BEGIN Given data

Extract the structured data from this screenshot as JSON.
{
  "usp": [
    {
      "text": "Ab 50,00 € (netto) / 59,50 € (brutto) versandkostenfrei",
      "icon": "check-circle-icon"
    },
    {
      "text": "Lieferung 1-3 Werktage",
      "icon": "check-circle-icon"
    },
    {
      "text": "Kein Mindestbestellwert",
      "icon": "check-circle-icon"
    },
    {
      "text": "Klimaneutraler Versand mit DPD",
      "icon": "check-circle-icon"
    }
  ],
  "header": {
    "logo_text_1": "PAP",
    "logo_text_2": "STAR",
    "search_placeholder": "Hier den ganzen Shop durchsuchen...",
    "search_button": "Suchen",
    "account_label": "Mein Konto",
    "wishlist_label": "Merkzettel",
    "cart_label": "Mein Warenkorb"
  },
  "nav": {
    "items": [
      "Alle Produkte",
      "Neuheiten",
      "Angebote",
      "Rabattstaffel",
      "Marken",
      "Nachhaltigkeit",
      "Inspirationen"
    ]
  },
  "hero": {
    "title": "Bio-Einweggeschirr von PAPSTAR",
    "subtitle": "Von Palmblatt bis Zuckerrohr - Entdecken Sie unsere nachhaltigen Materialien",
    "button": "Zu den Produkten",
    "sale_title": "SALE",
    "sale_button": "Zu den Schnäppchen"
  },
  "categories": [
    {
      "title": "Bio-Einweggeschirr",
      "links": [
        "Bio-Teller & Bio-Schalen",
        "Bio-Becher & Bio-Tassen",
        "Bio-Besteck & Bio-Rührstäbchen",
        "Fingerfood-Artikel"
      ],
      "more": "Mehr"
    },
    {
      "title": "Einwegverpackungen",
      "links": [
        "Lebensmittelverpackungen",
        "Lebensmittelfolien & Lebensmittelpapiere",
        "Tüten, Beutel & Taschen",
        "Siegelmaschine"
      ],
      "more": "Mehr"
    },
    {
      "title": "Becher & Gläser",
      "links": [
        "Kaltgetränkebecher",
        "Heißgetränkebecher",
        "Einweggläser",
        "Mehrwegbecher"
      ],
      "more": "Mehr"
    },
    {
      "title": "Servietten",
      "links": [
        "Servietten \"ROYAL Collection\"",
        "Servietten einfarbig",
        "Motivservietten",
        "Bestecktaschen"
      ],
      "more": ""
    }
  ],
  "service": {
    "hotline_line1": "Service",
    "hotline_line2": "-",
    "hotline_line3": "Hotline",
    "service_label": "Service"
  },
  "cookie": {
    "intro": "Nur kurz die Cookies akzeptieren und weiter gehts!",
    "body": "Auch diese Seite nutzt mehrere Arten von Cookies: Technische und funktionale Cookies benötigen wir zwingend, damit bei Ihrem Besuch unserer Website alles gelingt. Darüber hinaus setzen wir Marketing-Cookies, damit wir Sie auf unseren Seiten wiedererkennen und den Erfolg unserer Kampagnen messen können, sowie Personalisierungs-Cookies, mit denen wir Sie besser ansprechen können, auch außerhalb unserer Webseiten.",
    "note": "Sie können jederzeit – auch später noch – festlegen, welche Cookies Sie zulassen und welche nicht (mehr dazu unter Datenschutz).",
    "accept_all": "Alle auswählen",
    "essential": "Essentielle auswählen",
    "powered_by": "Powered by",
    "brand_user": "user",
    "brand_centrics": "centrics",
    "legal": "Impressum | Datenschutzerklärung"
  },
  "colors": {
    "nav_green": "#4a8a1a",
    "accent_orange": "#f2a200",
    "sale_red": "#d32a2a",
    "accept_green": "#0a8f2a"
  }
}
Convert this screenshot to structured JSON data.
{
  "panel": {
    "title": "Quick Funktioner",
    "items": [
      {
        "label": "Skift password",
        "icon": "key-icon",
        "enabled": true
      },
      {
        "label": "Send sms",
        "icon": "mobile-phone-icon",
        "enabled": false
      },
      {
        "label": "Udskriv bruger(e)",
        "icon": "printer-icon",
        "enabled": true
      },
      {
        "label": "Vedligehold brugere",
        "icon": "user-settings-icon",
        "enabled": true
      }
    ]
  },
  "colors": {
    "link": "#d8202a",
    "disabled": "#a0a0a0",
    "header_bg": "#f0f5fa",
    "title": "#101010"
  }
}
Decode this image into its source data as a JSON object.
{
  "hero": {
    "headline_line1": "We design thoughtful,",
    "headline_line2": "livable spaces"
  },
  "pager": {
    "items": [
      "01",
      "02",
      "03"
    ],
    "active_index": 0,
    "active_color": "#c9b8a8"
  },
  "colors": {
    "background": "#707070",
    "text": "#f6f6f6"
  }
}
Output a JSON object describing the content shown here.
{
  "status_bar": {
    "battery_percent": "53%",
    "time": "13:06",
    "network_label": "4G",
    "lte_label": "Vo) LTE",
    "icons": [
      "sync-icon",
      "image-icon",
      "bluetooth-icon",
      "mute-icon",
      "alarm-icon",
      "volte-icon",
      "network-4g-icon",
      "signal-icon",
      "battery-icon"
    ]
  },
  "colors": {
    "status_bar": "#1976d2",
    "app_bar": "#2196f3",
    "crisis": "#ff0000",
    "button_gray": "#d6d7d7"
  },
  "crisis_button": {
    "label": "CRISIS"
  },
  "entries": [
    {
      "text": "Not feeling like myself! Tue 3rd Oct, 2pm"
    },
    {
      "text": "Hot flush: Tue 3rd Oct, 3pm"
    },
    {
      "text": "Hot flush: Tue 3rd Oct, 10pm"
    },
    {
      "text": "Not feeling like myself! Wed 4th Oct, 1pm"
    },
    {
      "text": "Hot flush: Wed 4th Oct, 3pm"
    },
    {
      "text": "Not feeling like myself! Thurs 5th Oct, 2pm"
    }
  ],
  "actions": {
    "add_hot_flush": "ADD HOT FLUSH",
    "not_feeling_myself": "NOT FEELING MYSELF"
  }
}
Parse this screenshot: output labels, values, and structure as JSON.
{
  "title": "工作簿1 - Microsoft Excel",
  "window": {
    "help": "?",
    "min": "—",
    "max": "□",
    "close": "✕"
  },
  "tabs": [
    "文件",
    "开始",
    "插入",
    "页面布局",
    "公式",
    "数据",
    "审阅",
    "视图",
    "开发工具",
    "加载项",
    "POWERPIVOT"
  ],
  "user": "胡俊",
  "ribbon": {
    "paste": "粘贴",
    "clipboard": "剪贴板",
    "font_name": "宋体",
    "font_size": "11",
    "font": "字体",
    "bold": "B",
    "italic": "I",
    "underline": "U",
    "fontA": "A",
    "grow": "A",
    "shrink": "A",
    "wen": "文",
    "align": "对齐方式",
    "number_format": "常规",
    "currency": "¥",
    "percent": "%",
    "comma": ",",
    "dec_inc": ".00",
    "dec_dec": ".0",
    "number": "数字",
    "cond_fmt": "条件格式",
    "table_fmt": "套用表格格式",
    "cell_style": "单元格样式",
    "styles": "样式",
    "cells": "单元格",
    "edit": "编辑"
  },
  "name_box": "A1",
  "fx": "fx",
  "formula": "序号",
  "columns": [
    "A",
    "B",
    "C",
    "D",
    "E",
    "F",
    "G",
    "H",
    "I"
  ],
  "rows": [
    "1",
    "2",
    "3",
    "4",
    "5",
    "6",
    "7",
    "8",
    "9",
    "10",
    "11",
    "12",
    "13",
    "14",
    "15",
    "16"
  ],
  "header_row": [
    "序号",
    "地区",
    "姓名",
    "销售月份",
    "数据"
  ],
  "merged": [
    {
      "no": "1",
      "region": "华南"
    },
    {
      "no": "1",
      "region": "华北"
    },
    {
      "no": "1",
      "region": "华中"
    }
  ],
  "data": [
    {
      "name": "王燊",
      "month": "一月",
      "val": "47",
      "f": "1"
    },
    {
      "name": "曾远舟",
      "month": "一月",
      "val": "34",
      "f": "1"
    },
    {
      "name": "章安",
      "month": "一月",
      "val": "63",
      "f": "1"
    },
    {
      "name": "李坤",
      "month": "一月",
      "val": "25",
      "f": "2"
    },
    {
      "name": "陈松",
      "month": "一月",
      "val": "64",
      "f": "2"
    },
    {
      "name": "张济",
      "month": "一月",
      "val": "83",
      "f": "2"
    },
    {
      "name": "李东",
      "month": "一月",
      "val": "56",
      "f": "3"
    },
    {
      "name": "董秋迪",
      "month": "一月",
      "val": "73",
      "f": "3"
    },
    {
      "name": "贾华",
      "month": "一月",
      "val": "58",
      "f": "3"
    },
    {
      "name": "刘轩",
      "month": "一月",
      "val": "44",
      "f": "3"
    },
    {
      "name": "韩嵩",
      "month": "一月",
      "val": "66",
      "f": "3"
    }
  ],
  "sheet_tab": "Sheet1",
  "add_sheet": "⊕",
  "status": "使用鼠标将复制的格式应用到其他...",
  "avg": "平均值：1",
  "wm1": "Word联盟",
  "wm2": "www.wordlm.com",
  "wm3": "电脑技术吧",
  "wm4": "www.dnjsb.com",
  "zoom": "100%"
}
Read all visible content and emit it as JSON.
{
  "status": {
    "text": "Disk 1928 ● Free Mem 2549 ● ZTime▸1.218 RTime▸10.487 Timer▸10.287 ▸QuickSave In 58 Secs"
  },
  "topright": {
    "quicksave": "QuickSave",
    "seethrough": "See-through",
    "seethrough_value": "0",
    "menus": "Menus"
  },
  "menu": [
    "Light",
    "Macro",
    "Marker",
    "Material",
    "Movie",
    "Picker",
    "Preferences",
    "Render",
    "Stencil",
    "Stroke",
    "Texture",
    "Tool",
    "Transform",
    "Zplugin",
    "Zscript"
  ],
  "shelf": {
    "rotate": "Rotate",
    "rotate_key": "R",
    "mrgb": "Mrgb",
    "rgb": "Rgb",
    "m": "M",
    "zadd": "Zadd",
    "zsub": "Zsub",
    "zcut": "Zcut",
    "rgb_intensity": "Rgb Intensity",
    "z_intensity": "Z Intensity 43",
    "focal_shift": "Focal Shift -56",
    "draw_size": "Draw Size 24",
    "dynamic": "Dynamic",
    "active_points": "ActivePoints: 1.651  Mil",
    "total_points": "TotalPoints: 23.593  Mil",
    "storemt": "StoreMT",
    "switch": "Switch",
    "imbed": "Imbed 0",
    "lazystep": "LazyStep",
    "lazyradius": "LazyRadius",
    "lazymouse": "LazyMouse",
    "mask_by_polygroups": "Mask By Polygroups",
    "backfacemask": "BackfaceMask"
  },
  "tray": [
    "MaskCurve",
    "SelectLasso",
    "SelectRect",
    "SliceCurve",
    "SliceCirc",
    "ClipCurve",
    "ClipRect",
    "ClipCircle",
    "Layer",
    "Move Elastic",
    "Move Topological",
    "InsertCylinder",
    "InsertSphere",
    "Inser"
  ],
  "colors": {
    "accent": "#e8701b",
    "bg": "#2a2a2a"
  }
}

END Given data

* Aim of the exercise
In the material above, show every line where the word "like" turns up.

* Exercise solution
      "text": "Not feeling like myself! Tue 3rd Oct, 2pm"
      "text": "Not feeling like myself! Wed 4th Oct, 1pm"
      "text": "Not feeling like myself! Thurs 5th Oct, 2pm"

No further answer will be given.